Question 1: What can someone like me do about cyberbullying in my future classroom?

When my students use the Internet to carry out class assignments--such as having them having engage in online discussions or write responses to prompts, I may deduce points if they are disrespectful to me or their fellow students. Or, I may simply ask them to keep redoing the assignment until they behave. And whether I am dealing with cyberbullying or live bullying, one thing I have had in thr back of my mind for a long time now is that when I catch my students being rotten, I will simply ask them to write letters of apology, as well as ask the two parties--the bully and the victim--to honestly express their feelings to each other, ie for the one who is bullied to tell the bully how the latter made him/her feel while asking the bully themselves to write maybe a semi-essay on why they acted the way they did and why they will never do it again. As an English teacher, getting my students to embrace written and spoken language as a means to improve human relationshsips is what it's all about, for me.


Question 2: What should parents do about cyberbullying?

# Data for processing

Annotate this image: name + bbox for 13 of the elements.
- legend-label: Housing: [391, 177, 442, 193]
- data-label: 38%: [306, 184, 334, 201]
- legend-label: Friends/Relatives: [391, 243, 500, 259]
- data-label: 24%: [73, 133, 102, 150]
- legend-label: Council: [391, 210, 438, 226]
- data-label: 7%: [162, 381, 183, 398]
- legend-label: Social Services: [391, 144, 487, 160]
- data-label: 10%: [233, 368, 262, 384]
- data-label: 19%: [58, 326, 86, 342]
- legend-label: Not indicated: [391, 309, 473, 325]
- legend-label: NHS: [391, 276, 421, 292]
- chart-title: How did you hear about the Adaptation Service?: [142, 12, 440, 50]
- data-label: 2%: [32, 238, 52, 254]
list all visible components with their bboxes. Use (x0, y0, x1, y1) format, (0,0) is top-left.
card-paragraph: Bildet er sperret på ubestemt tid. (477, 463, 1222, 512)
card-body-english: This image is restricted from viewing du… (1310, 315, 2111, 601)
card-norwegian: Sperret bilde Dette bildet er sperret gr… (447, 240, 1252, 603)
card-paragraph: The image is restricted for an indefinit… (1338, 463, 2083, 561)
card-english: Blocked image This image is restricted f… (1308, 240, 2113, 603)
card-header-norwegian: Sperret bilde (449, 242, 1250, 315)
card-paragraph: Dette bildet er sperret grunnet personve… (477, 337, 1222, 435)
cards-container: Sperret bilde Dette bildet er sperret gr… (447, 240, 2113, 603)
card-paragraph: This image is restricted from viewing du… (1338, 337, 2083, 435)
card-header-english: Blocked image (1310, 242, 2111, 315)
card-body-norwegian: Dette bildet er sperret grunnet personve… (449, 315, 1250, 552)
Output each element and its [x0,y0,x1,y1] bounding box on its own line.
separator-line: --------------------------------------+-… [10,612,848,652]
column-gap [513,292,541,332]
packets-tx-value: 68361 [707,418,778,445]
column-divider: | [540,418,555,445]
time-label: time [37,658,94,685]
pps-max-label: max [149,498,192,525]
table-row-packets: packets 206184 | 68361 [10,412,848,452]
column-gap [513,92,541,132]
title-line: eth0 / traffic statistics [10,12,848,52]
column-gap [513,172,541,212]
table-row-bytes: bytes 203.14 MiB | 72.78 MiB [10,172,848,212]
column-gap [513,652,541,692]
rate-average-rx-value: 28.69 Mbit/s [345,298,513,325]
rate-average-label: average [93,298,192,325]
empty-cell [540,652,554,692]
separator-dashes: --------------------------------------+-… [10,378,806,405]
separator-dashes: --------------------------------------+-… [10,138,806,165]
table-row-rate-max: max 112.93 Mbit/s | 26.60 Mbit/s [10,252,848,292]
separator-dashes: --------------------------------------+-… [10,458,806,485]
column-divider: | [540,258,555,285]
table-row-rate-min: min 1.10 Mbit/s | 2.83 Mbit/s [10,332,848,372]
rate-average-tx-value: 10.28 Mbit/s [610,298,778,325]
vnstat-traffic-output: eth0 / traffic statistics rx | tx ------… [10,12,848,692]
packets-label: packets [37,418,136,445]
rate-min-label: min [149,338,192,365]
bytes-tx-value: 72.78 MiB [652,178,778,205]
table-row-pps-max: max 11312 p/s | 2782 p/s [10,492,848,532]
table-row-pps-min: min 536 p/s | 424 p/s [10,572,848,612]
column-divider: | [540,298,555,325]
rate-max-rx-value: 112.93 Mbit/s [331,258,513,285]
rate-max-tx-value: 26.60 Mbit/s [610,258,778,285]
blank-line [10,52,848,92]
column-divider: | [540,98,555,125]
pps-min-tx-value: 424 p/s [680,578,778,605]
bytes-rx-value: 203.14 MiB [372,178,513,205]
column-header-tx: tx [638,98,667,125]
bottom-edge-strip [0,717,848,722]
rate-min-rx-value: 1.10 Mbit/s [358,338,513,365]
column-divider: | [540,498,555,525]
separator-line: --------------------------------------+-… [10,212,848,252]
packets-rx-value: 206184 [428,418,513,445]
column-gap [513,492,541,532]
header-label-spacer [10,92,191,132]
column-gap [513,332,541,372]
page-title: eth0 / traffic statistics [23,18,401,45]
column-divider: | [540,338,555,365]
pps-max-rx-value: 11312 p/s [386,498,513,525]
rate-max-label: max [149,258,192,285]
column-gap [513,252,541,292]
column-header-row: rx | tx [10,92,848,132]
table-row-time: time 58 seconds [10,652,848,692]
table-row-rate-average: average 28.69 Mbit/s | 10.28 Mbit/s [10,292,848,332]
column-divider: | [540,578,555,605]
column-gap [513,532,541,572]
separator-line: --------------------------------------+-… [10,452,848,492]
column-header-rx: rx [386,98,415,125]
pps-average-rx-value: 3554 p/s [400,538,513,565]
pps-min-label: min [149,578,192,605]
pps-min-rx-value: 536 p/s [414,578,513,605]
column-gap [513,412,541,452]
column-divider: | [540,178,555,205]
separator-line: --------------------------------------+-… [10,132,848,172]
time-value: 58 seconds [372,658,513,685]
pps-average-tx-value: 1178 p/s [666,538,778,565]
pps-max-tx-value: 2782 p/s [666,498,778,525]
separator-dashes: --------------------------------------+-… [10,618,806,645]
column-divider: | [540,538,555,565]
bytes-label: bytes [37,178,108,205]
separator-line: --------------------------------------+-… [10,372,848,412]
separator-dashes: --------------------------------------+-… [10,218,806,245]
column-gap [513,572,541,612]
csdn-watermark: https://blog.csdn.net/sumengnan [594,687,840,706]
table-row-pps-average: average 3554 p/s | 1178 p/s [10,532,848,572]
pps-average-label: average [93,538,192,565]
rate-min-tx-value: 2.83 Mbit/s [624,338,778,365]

# Requirement 1
Swap "legend-label" for "legend-entry" in the rows, in the part that opens with their first line and closes with the line containing "card-header-norwegian: Sperret bilde". Give back only those lines, with everything else unchanged.
# Requirement 2
Extend the reflection on cyberbullying in the classroom, picking up right after its final line.

# Result 1
Annotate this image: name + bbox for 13 of the elements.
- legend-entry: Housing: [391, 177, 442, 193]
- data-label: 38%: [306, 184, 334, 201]
- legend-entry: Friends/Relatives: [391, 243, 500, 259]
- data-label: 24%: [73, 133, 102, 150]
- legend-entry: Council: [391, 210, 438, 226]
- data-label: 7%: [162, 381, 183, 398]
- legend-entry: Social Services: [391, 144, 487, 160]
- data-label: 10%: [233, 368, 262, 384]
- data-label: 19%: [58, 326, 86, 342]
- legend-entry: Not indicated: [391, 309, 473, 325]
- legend-entry: NHS: [391, 276, 421, 292]
- chart-title: How did you hear about the Adaptation Service?: [142, 12, 440, 50]
- data-label: 2%: [32, 238, 52, 254]
list all visible components with their bboxes. Use (x0, y0, x1, y1) format, (0,0) is top-left.
card-paragraph: Bildet er sperret på ubestemt tid. (477, 463, 1222, 512)
card-body-english: This image is restricted from viewing du… (1310, 315, 2111, 601)
card-norwegian: Sperret bilde Dette bildet er sperret gr… (447, 240, 1252, 603)
card-paragraph: The image is restricted for an indefinit… (1338, 463, 2083, 561)
card-english: Blocked image This image is restricted f… (1308, 240, 2113, 603)
card-header-norwegian: Sperret bilde (449, 242, 1250, 315)

# Result 2
I am of the opinion that Bogacz's stipulation that parents closely monitor and check everything that their children do in the online world is indeed overkill. If parents cannot even trust their own children with phones and computers than they shouldn't let their offspring have them at all. Before letting their children have access to electronic communications, however, parents should emphasize to their kids about being careful and watchful of people they run into tin the online world, just as parents should caution children when dealing with people in the real world. Parents can't wrap their children in woll forever; they need to prepare them for dealing with unpleasant and potentially dangerous people in life and teaching their sons and daughters how to behave responsibly and how to avoid undesirables is the key to giving adolescents the tools to function on their own.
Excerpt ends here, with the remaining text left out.